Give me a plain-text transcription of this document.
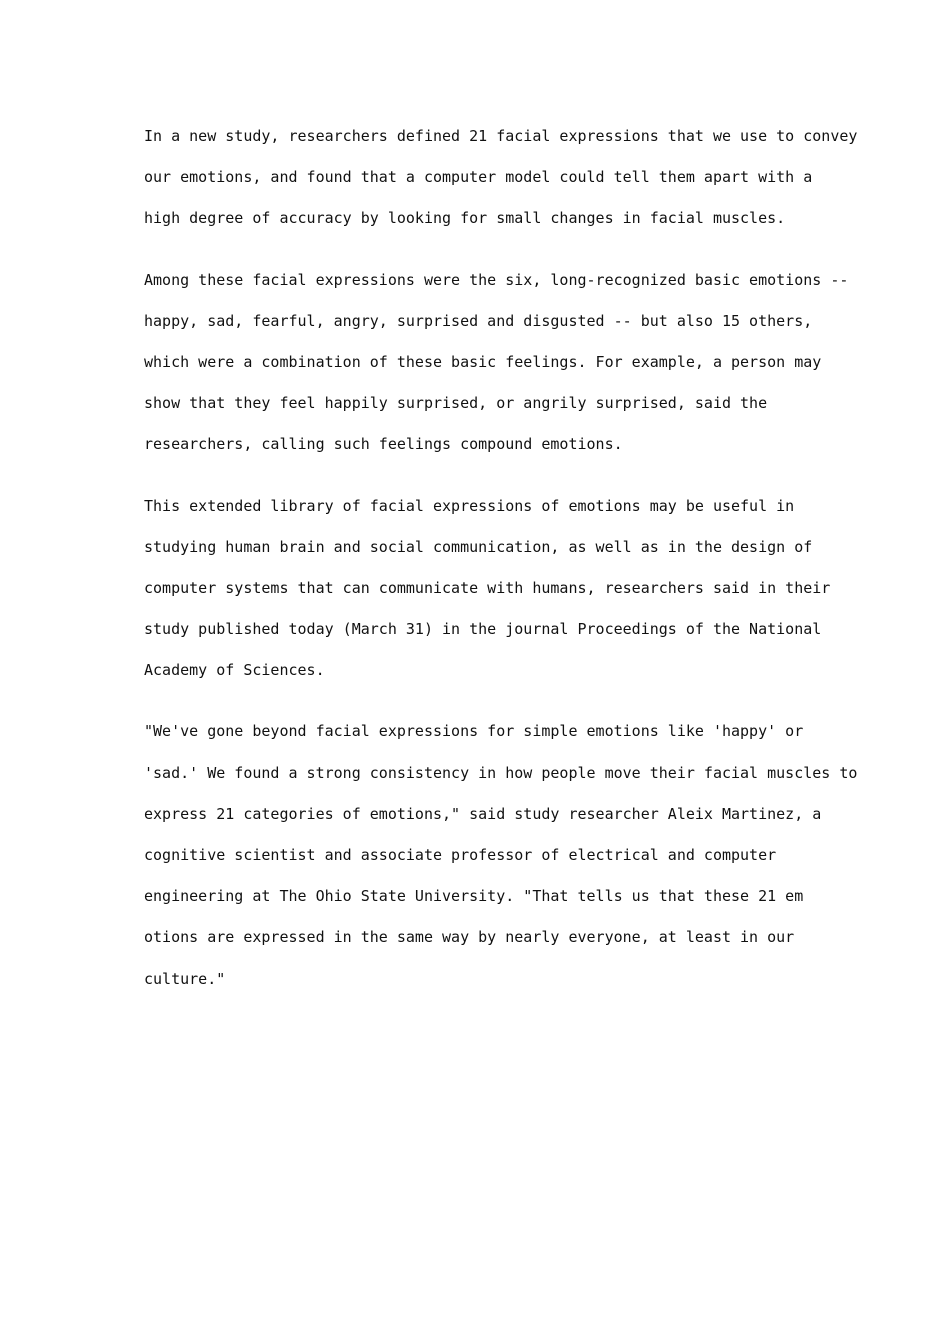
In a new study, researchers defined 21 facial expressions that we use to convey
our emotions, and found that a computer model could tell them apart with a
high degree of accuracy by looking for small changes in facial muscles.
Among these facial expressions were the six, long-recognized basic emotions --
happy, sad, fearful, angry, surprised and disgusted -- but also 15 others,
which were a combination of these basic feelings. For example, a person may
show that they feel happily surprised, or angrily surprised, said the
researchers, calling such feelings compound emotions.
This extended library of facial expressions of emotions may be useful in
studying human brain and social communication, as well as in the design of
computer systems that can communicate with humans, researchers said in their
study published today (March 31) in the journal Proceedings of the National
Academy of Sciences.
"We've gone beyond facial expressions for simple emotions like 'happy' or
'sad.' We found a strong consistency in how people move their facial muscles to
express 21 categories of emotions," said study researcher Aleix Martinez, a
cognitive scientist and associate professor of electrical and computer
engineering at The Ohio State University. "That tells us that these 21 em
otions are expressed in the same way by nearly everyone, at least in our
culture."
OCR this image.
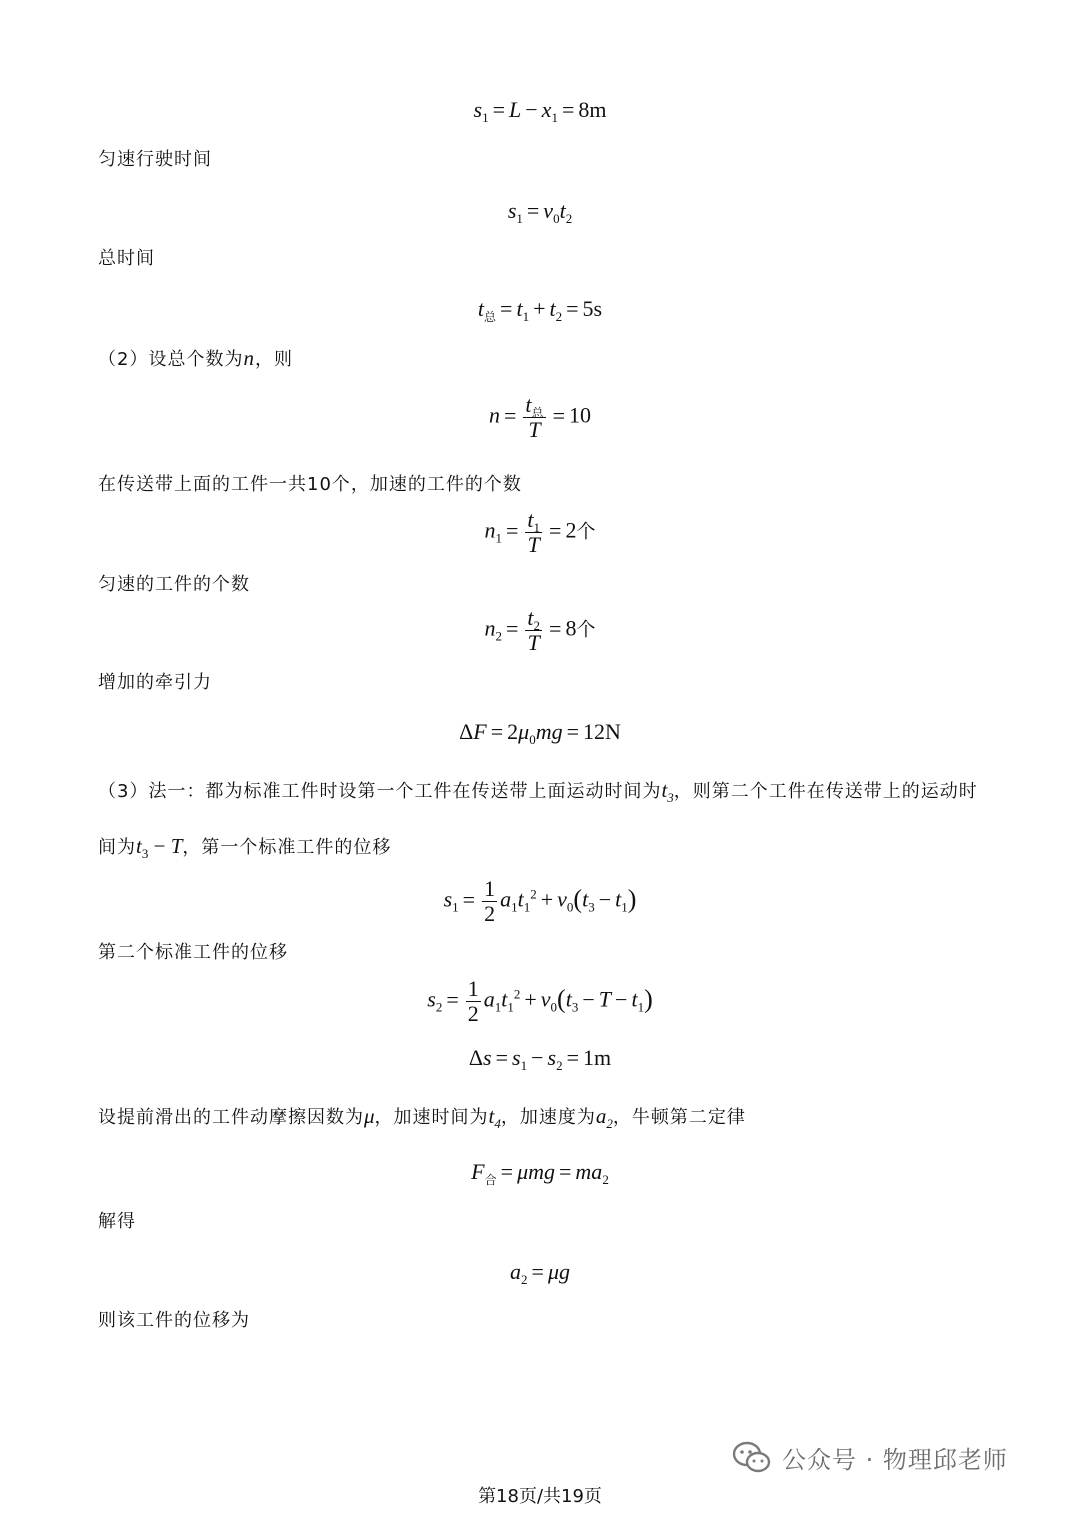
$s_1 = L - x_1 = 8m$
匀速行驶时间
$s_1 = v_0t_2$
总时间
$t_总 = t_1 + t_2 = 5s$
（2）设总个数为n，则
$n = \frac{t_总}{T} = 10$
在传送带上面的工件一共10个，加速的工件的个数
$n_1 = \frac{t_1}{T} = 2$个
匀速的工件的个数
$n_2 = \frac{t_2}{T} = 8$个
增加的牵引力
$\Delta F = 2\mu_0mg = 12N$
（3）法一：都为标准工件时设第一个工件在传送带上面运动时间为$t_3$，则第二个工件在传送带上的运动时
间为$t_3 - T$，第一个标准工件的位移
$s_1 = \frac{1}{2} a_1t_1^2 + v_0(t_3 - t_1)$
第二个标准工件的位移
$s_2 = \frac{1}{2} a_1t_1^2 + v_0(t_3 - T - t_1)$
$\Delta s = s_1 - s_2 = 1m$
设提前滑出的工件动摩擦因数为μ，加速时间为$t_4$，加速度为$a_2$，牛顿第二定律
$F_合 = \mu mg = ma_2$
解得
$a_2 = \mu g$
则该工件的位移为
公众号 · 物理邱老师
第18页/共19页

Goal =
Which lines in the records above contain the string "their"? Copy each one.

Exercise answer =
computer systems that can communicate with humans, researchers said in their
'sad.' We found a strong consistency in how people move their facial muscles to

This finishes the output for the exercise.